(Task to complete):
Scan the data for "mortalidad" and copy the lines it appears in.

[Extracted records]
* * * * * * * * *

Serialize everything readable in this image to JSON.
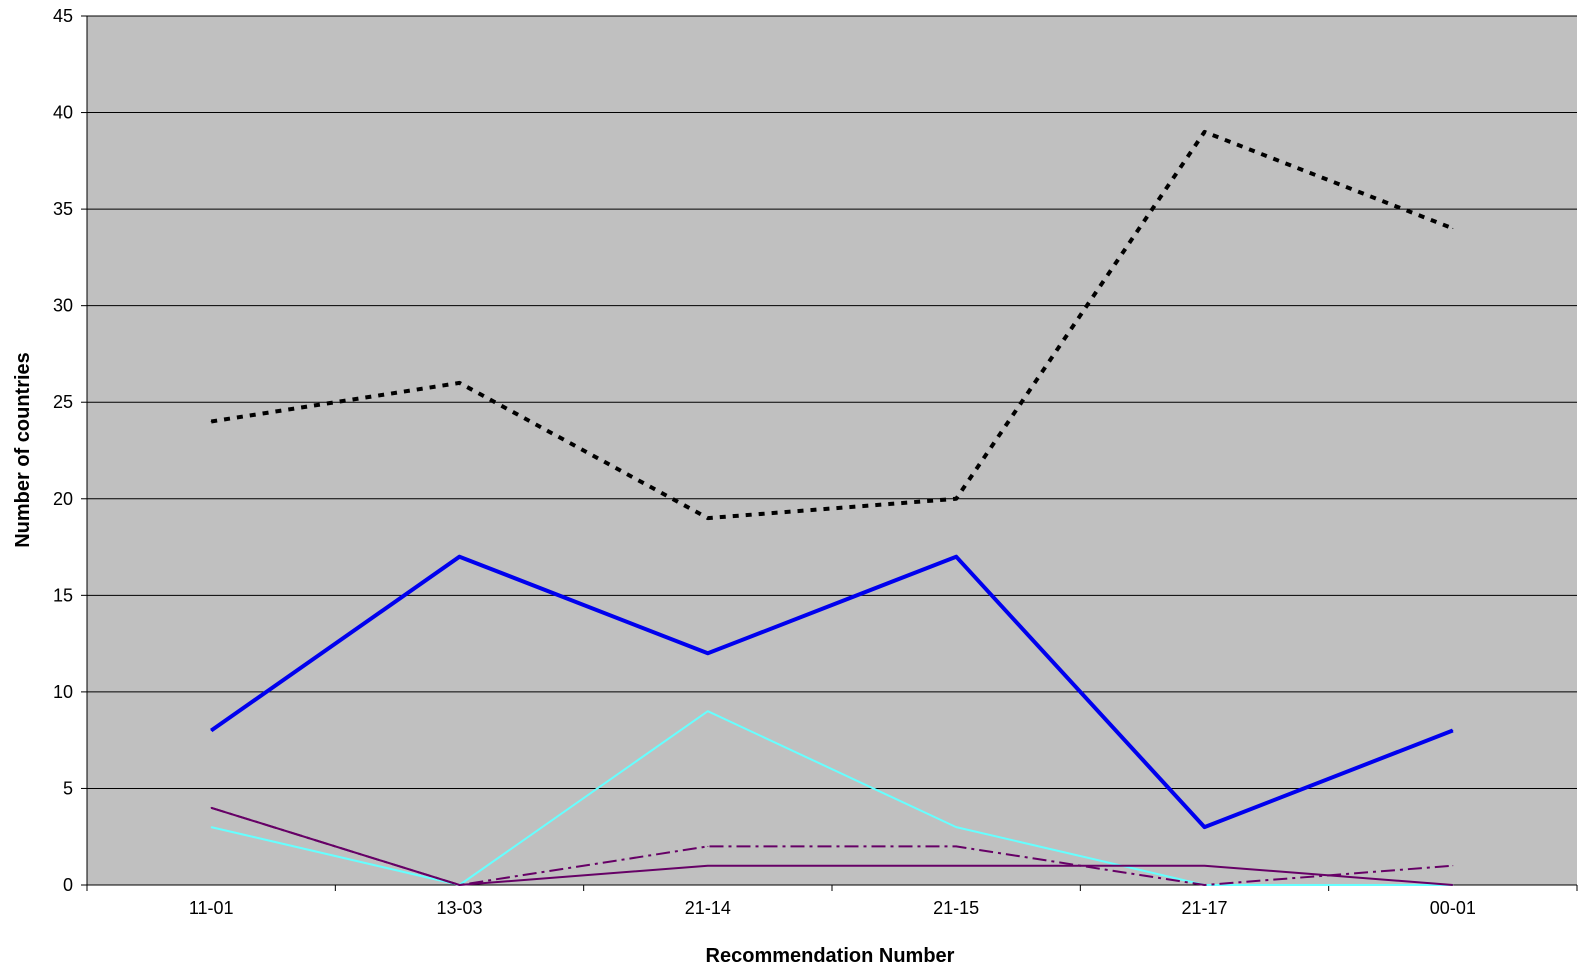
{
  "chart_data": {
    "type": "line",
    "title": "",
    "xlabel": "Recommendation Number",
    "ylabel": "Number of countries",
    "categories": [
      "11-01",
      "13-03",
      "21-14",
      "21-15",
      "21-17",
      "00-01"
    ],
    "ylim": [
      0,
      45
    ],
    "yticks": [
      0,
      5,
      10,
      15,
      20,
      25,
      30,
      35,
      40,
      45
    ],
    "grid": true,
    "legend": "none",
    "plot_background": "#c0c0c0",
    "series": [
      {
        "values": [
          24,
          26,
          19,
          20,
          39,
          34
        ],
        "color": "#000000",
        "style": "dotted",
        "width": 4
      },
      {
        "values": [
          8,
          17,
          12,
          17,
          3,
          8
        ],
        "color": "#0000ee",
        "style": "solid",
        "width": 4
      },
      {
        "values": [
          3,
          0,
          9,
          3,
          0,
          0
        ],
        "color": "#66ffff",
        "style": "solid",
        "width": 2
      },
      {
        "values": [
          4,
          0,
          2,
          2,
          0,
          1
        ],
        "color": "#660066",
        "style": "dash-dot",
        "width": 2
      },
      {
        "values": [
          4,
          0,
          1,
          1,
          1,
          0
        ],
        "color": "#660066",
        "style": "solid",
        "width": 2
      }
    ]
  }
}
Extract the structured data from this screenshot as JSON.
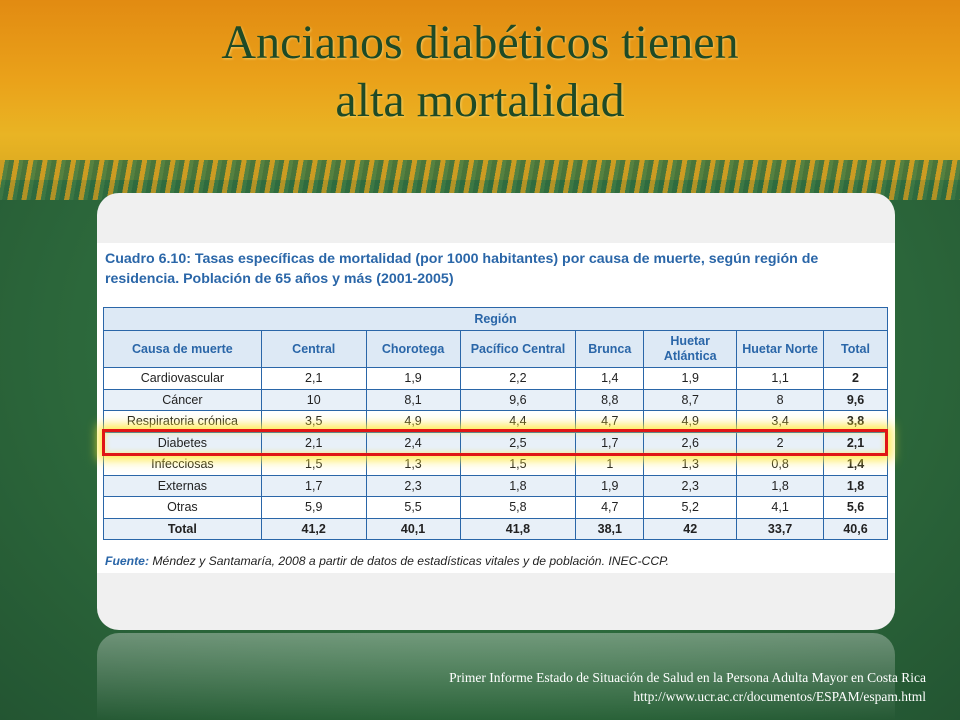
{
  "slide": {
    "title_line1": "Ancianos diabéticos tienen",
    "title_line2": "alta mortalidad"
  },
  "table_doc": {
    "caption": "Cuadro 6.10: Tasas específicas de mortalidad (por 1000 habitantes) por causa de muerte, según región de residencia. Población de 65 años y más (2001-2005)",
    "region_header": "Región",
    "columns": [
      "Causa de muerte",
      "Central",
      "Chorotega",
      "Pacífico Central",
      "Brunca",
      "Huetar Atlántica",
      "Huetar Norte",
      "Total"
    ],
    "rows": [
      {
        "cause": "Cardiovascular",
        "values": [
          "2,1",
          "1,9",
          "2,2",
          "1,4",
          "1,9",
          "1,1",
          "2"
        ]
      },
      {
        "cause": "Cáncer",
        "values": [
          "10",
          "8,1",
          "9,6",
          "8,8",
          "8,7",
          "8",
          "9,6"
        ]
      },
      {
        "cause": "Respiratoria crónica",
        "values": [
          "3,5",
          "4,9",
          "4,4",
          "4,7",
          "4,9",
          "3,4",
          "3,8"
        ]
      },
      {
        "cause": "Diabetes",
        "values": [
          "2,1",
          "2,4",
          "2,5",
          "1,7",
          "2,6",
          "2",
          "2,1"
        ]
      },
      {
        "cause": "Infecciosas",
        "values": [
          "1,5",
          "1,3",
          "1,5",
          "1",
          "1,3",
          "0,8",
          "1,4"
        ]
      },
      {
        "cause": "Externas",
        "values": [
          "1,7",
          "2,3",
          "1,8",
          "1,9",
          "2,3",
          "1,8",
          "1,8"
        ]
      },
      {
        "cause": "Otras",
        "values": [
          "5,9",
          "5,5",
          "5,8",
          "4,7",
          "5,2",
          "4,1",
          "5,6"
        ]
      }
    ],
    "total_row": {
      "cause": "Total",
      "values": [
        "41,2",
        "40,1",
        "41,8",
        "38,1",
        "42",
        "33,7",
        "40,6"
      ]
    },
    "source_label": "Fuente:",
    "source_text": "Méndez y Santamaría, 2008 a partir de datos de estadísticas vitales y de población. INEC-CCP."
  },
  "footer": {
    "line1": "Primer Informe Estado de Situación de Salud en la Persona Adulta Mayor en Costa Rica",
    "line2": "http://www.ucr.ac.cr/documentos/ESPAM/espam.html"
  },
  "colors": {
    "title": "#1f4a26",
    "table_blue": "#2a66a8",
    "highlight": "#e01515"
  }
}
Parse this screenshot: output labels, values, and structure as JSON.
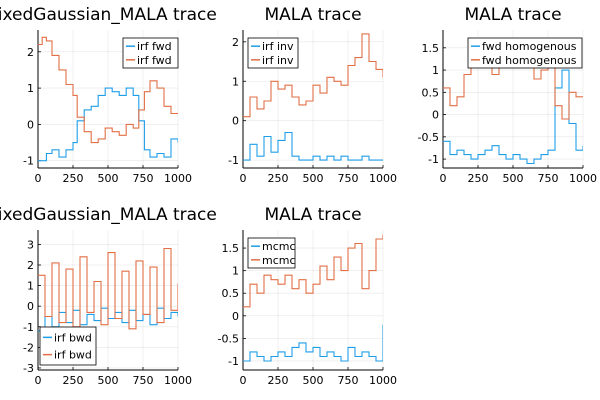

* * * * * * * * *

(Response below):
    "title_line2": "alta mortalidad"
    "caption": "Cuadro 6.10: Tasas específicas de mortalidad (por 1000 habitantes) por causa de muerte, según región de residencia. Población de 65 años y más (2001-2005)",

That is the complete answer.